— START OF Data for the task —
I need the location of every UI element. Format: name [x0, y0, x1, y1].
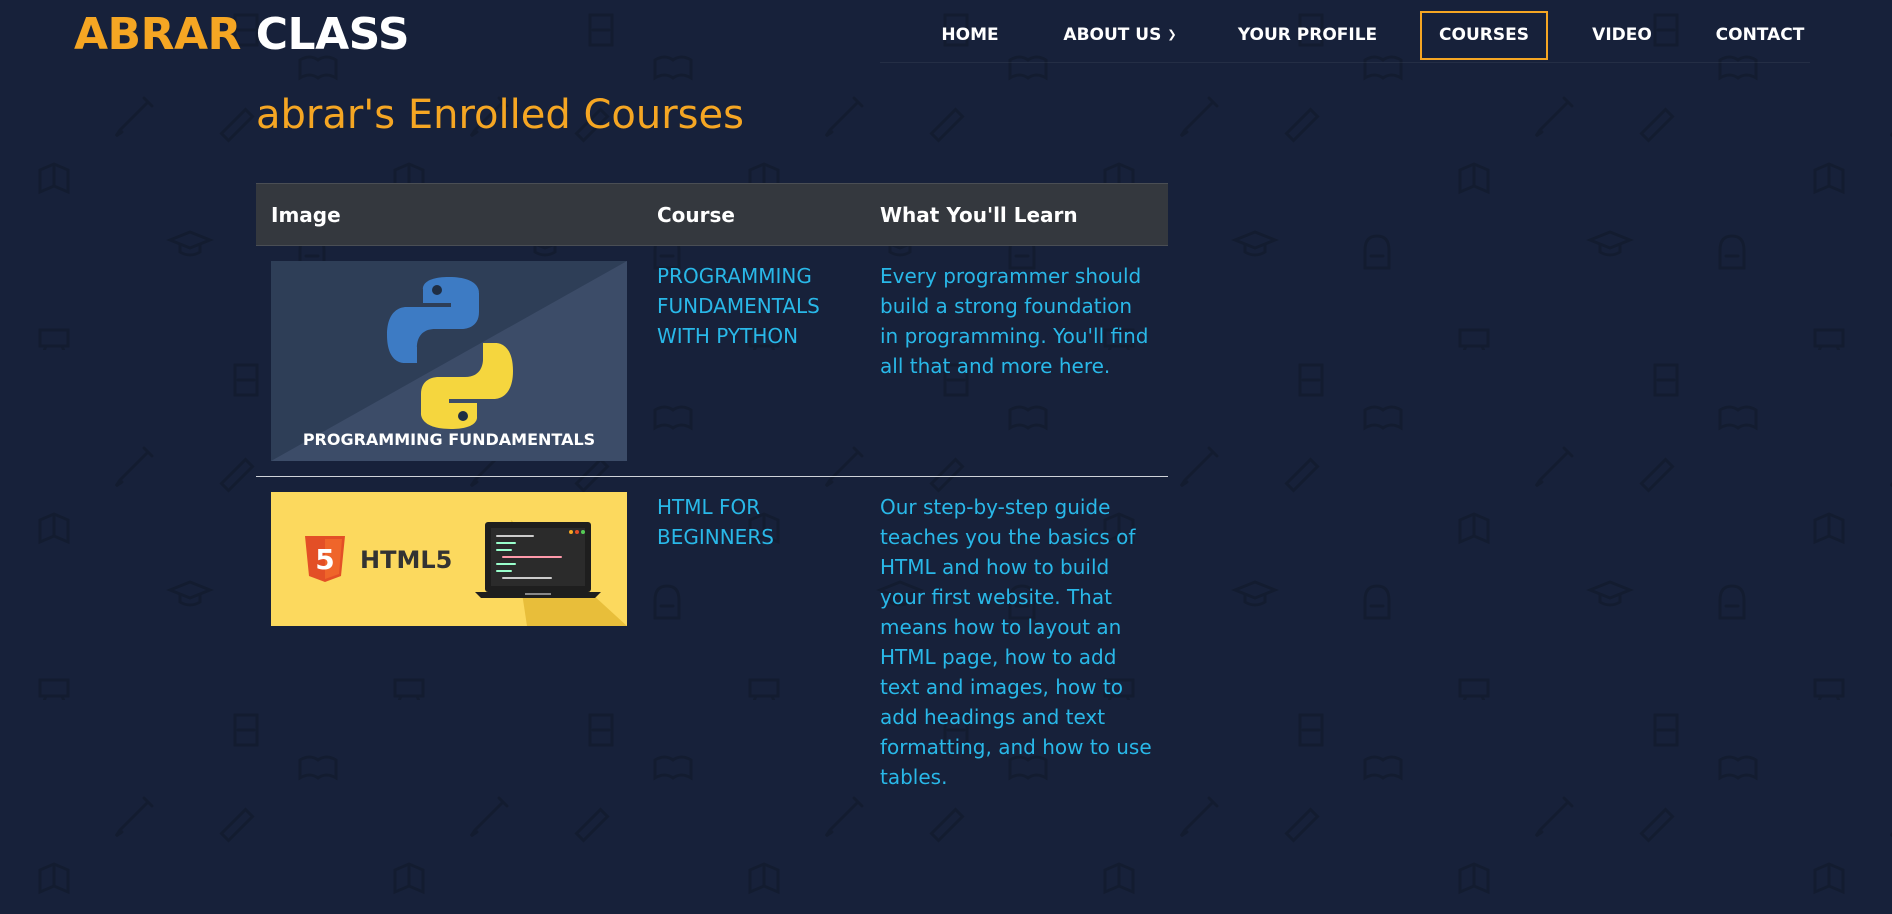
nav-about-us-dropdown[interactable]: ABOUT US ❯: [1050, 11, 1190, 60]
thumbnail-caption: PROGRAMMING FUNDAMENTALS: [303, 430, 595, 449]
column-header-learn: What You'll Learn: [865, 183, 1168, 246]
nav-courses-link[interactable]: COURSES: [1420, 11, 1548, 60]
enrolled-courses-table: Image Course What You'll Learn PROGRAMMI…: [256, 183, 1168, 807]
nav-contact-link[interactable]: CONTACT: [1700, 11, 1820, 60]
nav-divider: [880, 62, 1810, 63]
course-description-cell: Our step-by-step guide teaches you the b…: [880, 495, 1152, 789]
table-header-row: Image Course What You'll Learn: [256, 183, 1168, 246]
course-image-cell: PROGRAMMING FUNDAMENTALS: [256, 245, 642, 477]
course-link-python[interactable]: PROGRAMMING FUNDAMENTALS WITH PYTHON: [657, 264, 820, 348]
table-row: 5 HTML5 HTML FOR BEGINNERS Our step-by-s…: [256, 477, 1168, 808]
top-navbar: ABRAR CLASS HOME ABOUT US ❯ YOUR PROFILE …: [0, 0, 1892, 70]
nav-video-link[interactable]: VIDEO: [1580, 11, 1664, 60]
column-header-image: Image: [256, 183, 642, 246]
course-image-cell: 5 HTML5: [256, 477, 642, 808]
page-title: abrar's Enrolled Courses: [256, 92, 744, 138]
column-header-course: Course: [642, 183, 865, 246]
python-logo-image: PROGRAMMING FUNDAMENTALS: [271, 261, 627, 461]
html-course-thumbnail[interactable]: 5 HTML5: [271, 492, 627, 626]
nav-home-link[interactable]: HOME: [920, 11, 1020, 60]
chevron-down-icon: ❯: [1167, 28, 1177, 41]
course-name-cell: PROGRAMMING FUNDAMENTALS WITH PYTHON: [642, 245, 865, 477]
main-nav: HOME ABOUT US ❯ YOUR PROFILE COURSES VIDE…: [0, 11, 1892, 60]
table-row: PROGRAMMING FUNDAMENTALS PROGRAMMING FUN…: [256, 245, 1168, 477]
thumbnail-caption: HTML5: [360, 546, 452, 574]
html5-image: 5 HTML5: [271, 492, 627, 626]
laptop-illustration: [475, 522, 601, 598]
nav-about-label: ABOUT US: [1063, 25, 1162, 45]
nav-your-profile-link[interactable]: YOUR PROFILE: [1225, 11, 1390, 60]
svg-text:5: 5: [315, 543, 334, 576]
course-link-html[interactable]: HTML FOR BEGINNERS: [657, 495, 774, 549]
python-course-thumbnail[interactable]: PROGRAMMING FUNDAMENTALS: [271, 261, 627, 461]
course-name-cell: HTML FOR BEGINNERS: [642, 477, 865, 808]
html5-shield-icon: 5: [305, 536, 345, 582]
course-description-cell: Every programmer should build a strong f…: [865, 245, 1168, 477]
— END OF Data for the task —
Goal of the exercise => Quote the lines above word for word, leaving out the picture.

Finished exercise =>
I need the location of every UI element. Format: name [x0, y0, x1, y1].
nav-about-us-dropdown[interactable]: ABOUT US ❯: [1050, 11, 1190, 60]
thumbnail-caption: PROGRAMMING FUNDAMENTALS: [303, 430, 595, 449]
column-header-learn: What You'll Learn: [865, 183, 1168, 246]
nav-courses-link[interactable]: COURSES: [1420, 11, 1548, 60]
enrolled-courses-table: Image Course What You'll Learn PROGRAMMI…: [256, 183, 1168, 807]
nav-contact-link[interactable]: CONTACT: [1700, 11, 1820, 60]
nav-divider: [880, 62, 1810, 63]
course-description-cell: Our step-by-step guide teaches you the b…: [880, 495, 1152, 789]
table-header-row: Image Course What You'll Learn: [256, 183, 1168, 246]
course-image-cell: PROGRAMMING FUNDAMENTALS: [256, 245, 642, 477]
course-link-python[interactable]: PROGRAMMING FUNDAMENTALS WITH PYTHON: [657, 264, 820, 348]
table-row: 5 HTML5 HTML FOR BEGINNERS Our step-by-s…: [256, 477, 1168, 808]
top-navbar: ABRAR CLASS HOME ABOUT US ❯ YOUR PROFILE …: [0, 0, 1892, 70]
nav-video-link[interactable]: VIDEO: [1580, 11, 1664, 60]
column-header-image: Image: [256, 183, 642, 246]
course-image-cell: 5 HTML5: [256, 477, 642, 808]
page-title: abrar's Enrolled Courses: [256, 92, 744, 138]
column-header-course: Course: [642, 183, 865, 246]
python-logo-image: PROGRAMMING FUNDAMENTALS: [271, 261, 627, 461]
html-course-thumbnail[interactable]: 5 HTML5: [271, 492, 627, 626]
nav-home-link[interactable]: HOME: [920, 11, 1020, 60]
chevron-down-icon: ❯: [1167, 28, 1177, 41]
course-name-cell: PROGRAMMING FUNDAMENTALS WITH PYTHON: [642, 245, 865, 477]
main-nav: HOME ABOUT US ❯ YOUR PROFILE COURSES VIDE…: [0, 11, 1892, 60]
table-row: PROGRAMMING FUNDAMENTALS PROGRAMMING FUN…: [256, 245, 1168, 477]
thumbnail-caption: HTML5: [360, 546, 452, 574]
html5-image: 5 HTML5: [271, 492, 627, 626]
laptop-illustration: [475, 522, 601, 598]
nav-about-label: ABOUT US: [1063, 25, 1162, 45]
nav-your-profile-link[interactable]: YOUR PROFILE: [1225, 11, 1390, 60]
svg-text:5: 5: [315, 543, 334, 576]
course-link-html[interactable]: HTML FOR BEGINNERS: [657, 495, 774, 549]
python-course-thumbnail[interactable]: PROGRAMMING FUNDAMENTALS: [271, 261, 627, 461]
course-name-cell: HTML FOR BEGINNERS: [642, 477, 865, 808]
html5-shield-icon: 5: [305, 536, 345, 582]
course-description-cell: Every programmer should build a strong f…: [865, 245, 1168, 477]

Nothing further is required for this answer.